Layout records
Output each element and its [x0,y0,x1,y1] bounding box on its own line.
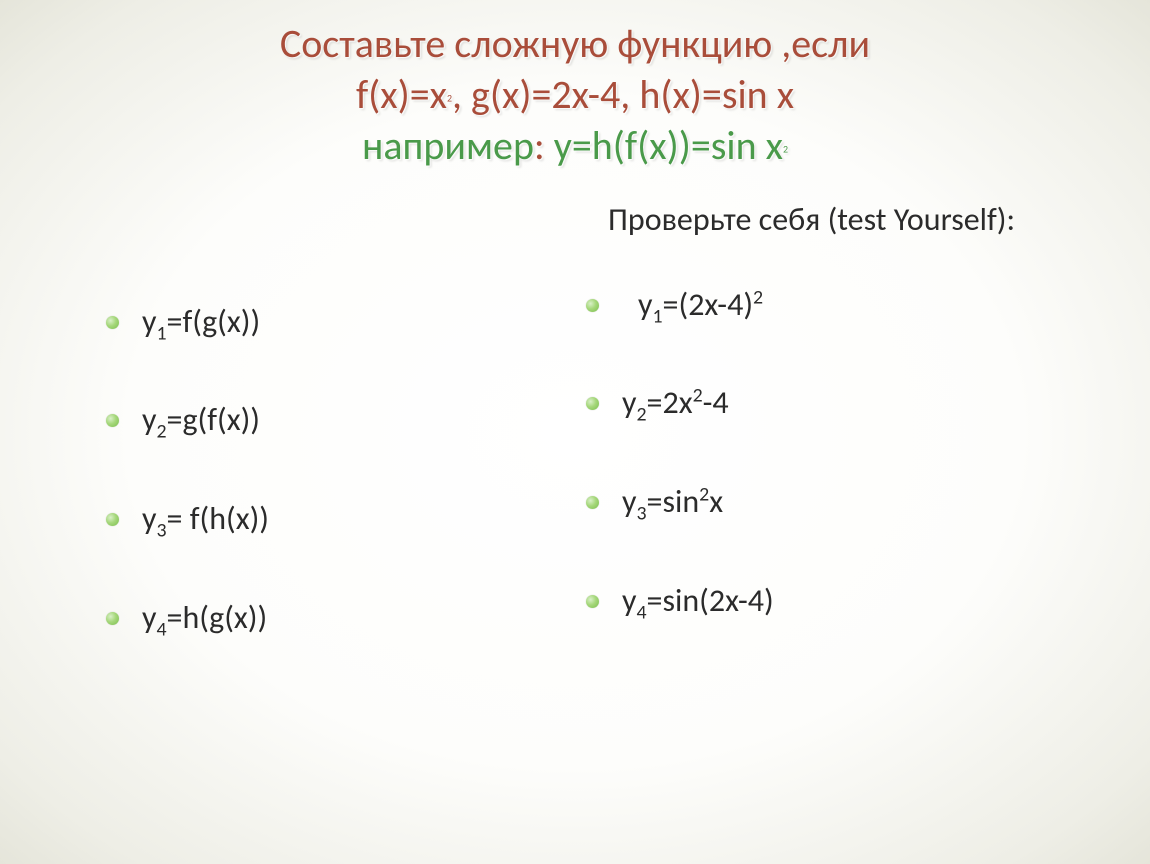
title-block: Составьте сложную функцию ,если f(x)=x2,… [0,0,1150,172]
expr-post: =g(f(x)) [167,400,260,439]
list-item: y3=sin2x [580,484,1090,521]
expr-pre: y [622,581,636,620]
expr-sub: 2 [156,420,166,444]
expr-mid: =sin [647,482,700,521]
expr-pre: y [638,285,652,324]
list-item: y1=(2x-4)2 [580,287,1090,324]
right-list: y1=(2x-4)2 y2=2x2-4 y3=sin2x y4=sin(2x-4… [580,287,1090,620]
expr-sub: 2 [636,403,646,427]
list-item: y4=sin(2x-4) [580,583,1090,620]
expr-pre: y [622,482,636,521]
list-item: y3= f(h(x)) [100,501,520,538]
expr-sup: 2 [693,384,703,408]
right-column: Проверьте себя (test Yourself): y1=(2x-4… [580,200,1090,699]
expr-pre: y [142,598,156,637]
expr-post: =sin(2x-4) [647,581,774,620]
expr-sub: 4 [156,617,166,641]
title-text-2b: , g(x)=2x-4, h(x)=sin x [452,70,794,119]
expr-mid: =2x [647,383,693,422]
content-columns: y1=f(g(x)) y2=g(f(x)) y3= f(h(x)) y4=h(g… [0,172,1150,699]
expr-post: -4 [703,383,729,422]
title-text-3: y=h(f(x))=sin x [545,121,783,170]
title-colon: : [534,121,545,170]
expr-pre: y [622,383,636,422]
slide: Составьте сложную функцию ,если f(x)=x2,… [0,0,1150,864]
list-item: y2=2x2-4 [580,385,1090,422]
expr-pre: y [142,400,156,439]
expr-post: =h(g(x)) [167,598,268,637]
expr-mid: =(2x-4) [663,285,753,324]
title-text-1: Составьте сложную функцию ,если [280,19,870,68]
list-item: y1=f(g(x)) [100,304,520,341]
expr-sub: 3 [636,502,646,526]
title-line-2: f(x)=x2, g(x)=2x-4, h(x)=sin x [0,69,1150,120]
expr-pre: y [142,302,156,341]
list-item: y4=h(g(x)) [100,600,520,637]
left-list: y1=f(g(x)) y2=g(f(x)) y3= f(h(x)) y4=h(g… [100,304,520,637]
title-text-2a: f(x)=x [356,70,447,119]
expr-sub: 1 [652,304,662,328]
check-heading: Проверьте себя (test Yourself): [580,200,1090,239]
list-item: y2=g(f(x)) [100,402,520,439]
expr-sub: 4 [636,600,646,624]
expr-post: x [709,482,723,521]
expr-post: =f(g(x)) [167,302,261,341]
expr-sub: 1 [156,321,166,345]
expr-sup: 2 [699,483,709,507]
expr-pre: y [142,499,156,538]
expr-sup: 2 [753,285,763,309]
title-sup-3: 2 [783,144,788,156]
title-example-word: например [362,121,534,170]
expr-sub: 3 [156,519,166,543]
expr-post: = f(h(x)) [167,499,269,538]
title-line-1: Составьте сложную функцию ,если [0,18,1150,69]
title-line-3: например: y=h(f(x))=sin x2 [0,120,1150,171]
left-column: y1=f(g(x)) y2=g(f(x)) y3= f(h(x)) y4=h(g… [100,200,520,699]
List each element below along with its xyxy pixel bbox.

--

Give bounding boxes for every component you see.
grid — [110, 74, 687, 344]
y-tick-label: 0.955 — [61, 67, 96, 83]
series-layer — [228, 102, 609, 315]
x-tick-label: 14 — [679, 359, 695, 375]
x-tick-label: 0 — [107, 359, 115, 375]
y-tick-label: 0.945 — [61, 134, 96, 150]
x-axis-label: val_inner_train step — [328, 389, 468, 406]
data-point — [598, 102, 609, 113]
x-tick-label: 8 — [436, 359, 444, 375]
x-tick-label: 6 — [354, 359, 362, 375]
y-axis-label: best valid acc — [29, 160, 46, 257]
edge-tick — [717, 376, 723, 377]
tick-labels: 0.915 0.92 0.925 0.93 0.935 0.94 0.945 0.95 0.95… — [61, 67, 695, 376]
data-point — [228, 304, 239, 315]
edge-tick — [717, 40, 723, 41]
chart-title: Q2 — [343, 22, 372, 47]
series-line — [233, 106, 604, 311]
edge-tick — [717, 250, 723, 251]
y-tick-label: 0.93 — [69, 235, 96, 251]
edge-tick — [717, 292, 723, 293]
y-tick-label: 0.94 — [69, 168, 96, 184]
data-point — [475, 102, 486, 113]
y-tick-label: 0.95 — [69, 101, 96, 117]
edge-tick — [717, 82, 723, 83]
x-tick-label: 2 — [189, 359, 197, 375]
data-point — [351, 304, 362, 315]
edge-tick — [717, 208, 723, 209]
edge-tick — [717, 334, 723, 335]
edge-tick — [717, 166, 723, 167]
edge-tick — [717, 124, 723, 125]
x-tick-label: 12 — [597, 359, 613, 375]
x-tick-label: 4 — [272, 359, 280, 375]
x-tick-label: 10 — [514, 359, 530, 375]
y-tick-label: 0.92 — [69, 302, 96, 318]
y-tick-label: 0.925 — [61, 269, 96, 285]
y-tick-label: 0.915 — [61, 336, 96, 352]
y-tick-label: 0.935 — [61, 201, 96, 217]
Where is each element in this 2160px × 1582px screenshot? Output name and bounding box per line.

WRITTEN REQUEST =>
Reproduce the items above without any change, starting at the line that contains "Give bounding boxes" and ending at the line that contains "Where is each".

FINISHED EXERCISE =>
Give bounding boxes for every component you see.
grid — [110, 74, 687, 344]
y-tick-label: 0.955 — [61, 67, 96, 83]
series-layer — [228, 102, 609, 315]
x-tick-label: 14 — [679, 359, 695, 375]
x-tick-label: 0 — [107, 359, 115, 375]
y-tick-label: 0.945 — [61, 134, 96, 150]
x-axis-label: val_inner_train step — [328, 389, 468, 406]
data-point — [598, 102, 609, 113]
x-tick-label: 8 — [436, 359, 444, 375]
x-tick-label: 6 — [354, 359, 362, 375]
y-axis-label: best valid acc — [29, 160, 46, 257]
edge-tick — [717, 376, 723, 377]
tick-labels: 0.915 0.92 0.925 0.93 0.935 0.94 0.945 0.95 0.95… — [61, 67, 695, 376]
data-point — [228, 304, 239, 315]
edge-tick — [717, 40, 723, 41]
chart-title: Q2 — [343, 22, 372, 47]
series-line — [233, 106, 604, 311]
edge-tick — [717, 250, 723, 251]
y-tick-label: 0.93 — [69, 235, 96, 251]
edge-tick — [717, 292, 723, 293]
y-tick-label: 0.94 — [69, 168, 96, 184]
data-point — [475, 102, 486, 113]
y-tick-label: 0.95 — [69, 101, 96, 117]
edge-tick — [717, 82, 723, 83]
x-tick-label: 2 — [189, 359, 197, 375]
data-point — [351, 304, 362, 315]
edge-tick — [717, 208, 723, 209]
edge-tick — [717, 334, 723, 335]
edge-tick — [717, 166, 723, 167]
edge-tick — [717, 124, 723, 125]
x-tick-label: 12 — [597, 359, 613, 375]
x-tick-label: 4 — [272, 359, 280, 375]
x-tick-label: 10 — [514, 359, 530, 375]
y-tick-label: 0.92 — [69, 302, 96, 318]
y-tick-label: 0.925 — [61, 269, 96, 285]
y-tick-label: 0.915 — [61, 336, 96, 352]
y-tick-label: 0.935 — [61, 201, 96, 217]
Where is each element in this 2160px × 1582px screenshot? Output name and bounding box per line.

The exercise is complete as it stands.